*** RAW DATA ***

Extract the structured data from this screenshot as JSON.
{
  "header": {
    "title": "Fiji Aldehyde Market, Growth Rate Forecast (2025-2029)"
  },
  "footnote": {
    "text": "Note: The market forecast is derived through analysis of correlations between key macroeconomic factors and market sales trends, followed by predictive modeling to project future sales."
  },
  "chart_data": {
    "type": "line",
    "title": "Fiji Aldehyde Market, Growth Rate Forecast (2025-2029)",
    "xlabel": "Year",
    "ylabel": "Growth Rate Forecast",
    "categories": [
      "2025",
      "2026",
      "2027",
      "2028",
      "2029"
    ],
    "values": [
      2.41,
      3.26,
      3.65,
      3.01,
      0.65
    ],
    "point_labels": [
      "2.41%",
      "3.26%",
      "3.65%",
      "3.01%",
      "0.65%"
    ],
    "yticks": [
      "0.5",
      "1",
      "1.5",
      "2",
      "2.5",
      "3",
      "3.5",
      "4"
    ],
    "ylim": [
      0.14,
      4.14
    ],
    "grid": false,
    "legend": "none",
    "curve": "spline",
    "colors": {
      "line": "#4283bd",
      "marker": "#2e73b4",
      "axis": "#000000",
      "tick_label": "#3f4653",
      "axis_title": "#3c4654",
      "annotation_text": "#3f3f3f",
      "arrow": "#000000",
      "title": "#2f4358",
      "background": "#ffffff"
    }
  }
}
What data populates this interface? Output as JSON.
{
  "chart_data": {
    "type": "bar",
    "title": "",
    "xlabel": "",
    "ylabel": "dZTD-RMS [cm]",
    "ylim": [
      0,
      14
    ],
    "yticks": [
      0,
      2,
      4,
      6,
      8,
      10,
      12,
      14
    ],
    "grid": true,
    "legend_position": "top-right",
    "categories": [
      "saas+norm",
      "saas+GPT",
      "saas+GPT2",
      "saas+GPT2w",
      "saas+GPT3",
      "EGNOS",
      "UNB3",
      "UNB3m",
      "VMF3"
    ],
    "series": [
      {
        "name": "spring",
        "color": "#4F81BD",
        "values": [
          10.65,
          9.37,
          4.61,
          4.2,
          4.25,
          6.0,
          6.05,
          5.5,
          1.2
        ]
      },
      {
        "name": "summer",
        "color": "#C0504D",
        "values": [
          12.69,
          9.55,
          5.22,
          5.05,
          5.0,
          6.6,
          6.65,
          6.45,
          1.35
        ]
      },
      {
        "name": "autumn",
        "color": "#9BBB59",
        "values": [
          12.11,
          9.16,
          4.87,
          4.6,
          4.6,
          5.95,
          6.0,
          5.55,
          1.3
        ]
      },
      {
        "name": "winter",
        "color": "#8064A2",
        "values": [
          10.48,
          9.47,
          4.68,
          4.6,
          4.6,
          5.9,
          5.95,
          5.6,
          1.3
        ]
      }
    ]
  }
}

***

WHAT NEEDS TO BE DONE | Where a line holds "JSON", copy it out.

ANSWER TO THE PROBLEM |
Extract the structured data from this screenshot as JSON.
What data populates this interface? Output as JSON.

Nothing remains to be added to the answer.